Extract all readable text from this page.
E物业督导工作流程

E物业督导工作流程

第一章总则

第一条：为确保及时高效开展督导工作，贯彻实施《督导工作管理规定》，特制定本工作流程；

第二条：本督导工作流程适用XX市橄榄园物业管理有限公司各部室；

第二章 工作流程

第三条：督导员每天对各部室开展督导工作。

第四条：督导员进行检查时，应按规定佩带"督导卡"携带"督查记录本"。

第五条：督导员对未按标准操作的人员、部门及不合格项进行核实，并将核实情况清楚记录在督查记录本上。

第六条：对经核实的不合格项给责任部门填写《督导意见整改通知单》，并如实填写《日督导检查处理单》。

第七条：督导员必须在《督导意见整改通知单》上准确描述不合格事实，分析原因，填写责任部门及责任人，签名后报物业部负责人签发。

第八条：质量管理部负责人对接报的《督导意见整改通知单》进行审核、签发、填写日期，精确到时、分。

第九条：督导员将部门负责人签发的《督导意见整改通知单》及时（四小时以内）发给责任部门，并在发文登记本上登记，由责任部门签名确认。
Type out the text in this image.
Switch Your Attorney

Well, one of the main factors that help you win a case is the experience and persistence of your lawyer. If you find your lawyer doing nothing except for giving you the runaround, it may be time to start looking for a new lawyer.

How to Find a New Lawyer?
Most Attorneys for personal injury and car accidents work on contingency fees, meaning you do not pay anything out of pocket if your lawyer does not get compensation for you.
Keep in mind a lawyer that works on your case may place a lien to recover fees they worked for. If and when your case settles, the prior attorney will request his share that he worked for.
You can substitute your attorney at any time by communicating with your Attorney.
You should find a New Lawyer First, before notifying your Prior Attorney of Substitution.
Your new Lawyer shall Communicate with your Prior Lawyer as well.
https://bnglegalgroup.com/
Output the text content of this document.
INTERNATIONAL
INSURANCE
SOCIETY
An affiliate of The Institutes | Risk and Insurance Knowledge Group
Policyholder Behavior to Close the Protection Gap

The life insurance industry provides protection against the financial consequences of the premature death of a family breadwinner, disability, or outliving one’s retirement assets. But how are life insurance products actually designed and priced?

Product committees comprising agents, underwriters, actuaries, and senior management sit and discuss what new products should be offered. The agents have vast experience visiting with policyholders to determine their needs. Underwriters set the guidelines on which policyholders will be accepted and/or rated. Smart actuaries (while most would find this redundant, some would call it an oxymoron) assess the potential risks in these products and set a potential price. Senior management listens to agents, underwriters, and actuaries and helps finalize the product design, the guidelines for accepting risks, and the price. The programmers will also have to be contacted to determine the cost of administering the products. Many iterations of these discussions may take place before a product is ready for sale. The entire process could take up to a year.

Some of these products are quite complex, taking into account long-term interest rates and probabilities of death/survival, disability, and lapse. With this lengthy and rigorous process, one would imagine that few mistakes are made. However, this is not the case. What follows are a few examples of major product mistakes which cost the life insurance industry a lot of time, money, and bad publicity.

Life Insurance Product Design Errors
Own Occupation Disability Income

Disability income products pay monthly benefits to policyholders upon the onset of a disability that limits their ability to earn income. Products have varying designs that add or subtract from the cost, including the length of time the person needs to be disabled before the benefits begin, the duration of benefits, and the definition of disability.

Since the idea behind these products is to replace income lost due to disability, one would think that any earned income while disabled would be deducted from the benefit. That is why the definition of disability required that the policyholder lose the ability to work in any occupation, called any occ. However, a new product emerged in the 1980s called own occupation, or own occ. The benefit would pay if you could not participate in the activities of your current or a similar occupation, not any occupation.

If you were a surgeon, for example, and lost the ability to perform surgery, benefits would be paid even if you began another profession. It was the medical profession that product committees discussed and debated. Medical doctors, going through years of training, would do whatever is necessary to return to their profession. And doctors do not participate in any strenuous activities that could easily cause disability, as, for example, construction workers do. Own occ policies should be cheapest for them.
═══
#### [Problem statement]
Set out the complete listing exactly as shown.

#### [Problem solution]
Extract all readable text from this page.
E物业督导工作流程

E物业督导工作流程

第一章总则

第一条：为确保及时高效开展督导工作，贯彻实施《督导工作管理规定》，特制定本工作流程；

第二条：本督导工作流程适用XX市橄榄园物业管理有限公司各部室；

第二章 工作流程

第三条：督导员每天对各部室开展督导工作。

第四条：督导员进行检查时，应按规定佩带"督导卡"携带"督查记录本"。

第五条：督导员对未按标准操作的人员、部门及不合格项进行核实，并将核实情况清楚记录在督查记录本上。

第六条：对经核实的不合格项给责任部门填写《督导意见整改通知单》，并如实填写《日督导检查处理单》。

第七条：督导员必须在《督导意见整改通知单》上准确描述不合格事实，分析原因，填写责任部门及责任人，签名后报物业部负责人签发。

第八条：质量管理部负责人对接报的《督导意见整改通知单》进行审核、签发、填写日期，精确到时、分。

第九条：督导员将部门负责人签发的《督导意见整改通知单》及时（四小时以内）发给责任部门，并在发文登记本上登记，由责任部门签名确认。
Type out the text in this image.
Switch Your Attorney

Well, one of the main factors that help you win a case is the experience and persistence of your lawyer. If you find your lawyer doing nothing except for giving you the runaround, it may be time to start looking for a new lawyer.

How to Find a New Lawyer?
Most Attorneys for personal injury and car accidents work on contingency fees, meaning you do not pay anything out of pocket if your lawyer does not get compensation for you.
Keep in mind a lawyer that works on your case may place a lien to recover fees they worked for. If and when your case settles, the prior attorney will request his share that he worked for.
You can substitute your attorney at any time by communicating with your Attorney.
You should find a New Lawyer First, before notifying your Prior Attorney of Substitution.
Your new Lawyer shall Communicate with your Prior Lawyer as well.
https://bnglegalgroup.com/
Output the text content of this document.
INTERNATIONAL
INSURANCE
SOCIETY
An affiliate of The Institutes | Risk and Insurance Knowledge Group
Policyholder Behavior to Close the Protection Gap

The life insurance industry provides protection against the financial consequences of the premature death of a family breadwinner, disability, or outliving one’s retirement assets. But how are life insurance products actually designed and priced?

Product committees comprising agents, underwriters, actuaries, and senior management sit and discuss what new products should be offered. The agents have vast experience visiting with policyholders to determine their needs. Underwriters set the guidelines on which policyholders will be accepted and/or rated. Smart actuaries (while most would find this redundant, some would call it an oxymoron) assess the potential risks in these products and set a potential price. Senior management listens to agents, underwriters, and actuaries and helps finalize the product design, the guidelines for accepting risks, and the price. The programmers will also have to be contacted to determine the cost of administering the products. Many iterations of these discussions may take place before a product is ready for sale. The entire process could take up to a year.

Some of these products are quite complex, taking into account long-term interest rates and probabilities of death/survival, disability, and lapse. With this lengthy and rigorous process, one would imagine that few mistakes are made. However, this is not the case. What follows are a few examples of major product mistakes which cost the life insurance industry a lot of time, money, and bad publicity.

Life Insurance Product Design Errors
Own Occupation Disability Income

Disability income products pay monthly benefits to policyholders upon the onset of a disability that limits their ability to earn income. Products have varying designs that add or subtract from the cost, including the length of time the person needs to be disabled before the benefits begin, the duration of benefits, and the definition of disability.

Since the idea behind these products is to replace income lost due to disability, one would think that any earned income while disabled would be deducted from the benefit. That is why the definition of disability required that the policyholder lose the ability to work in any occupation, called any occ. However, a new product emerged in the 1980s called own occupation, or own occ. The benefit would pay if you could not participate in the activities of your current or a similar occupation, not any occupation.

If you were a surgeon, for example, and lost the ability to perform surgery, benefits would be paid even if you began another profession. It was the medical profession that product committees discussed and debated. Medical doctors, going through years of training, would do whatever is necessary to return to their profession. And doctors do not participate in any strenuous activities that could easily cause disability, as, for example, construction workers do. Own occ policies should be cheapest for them.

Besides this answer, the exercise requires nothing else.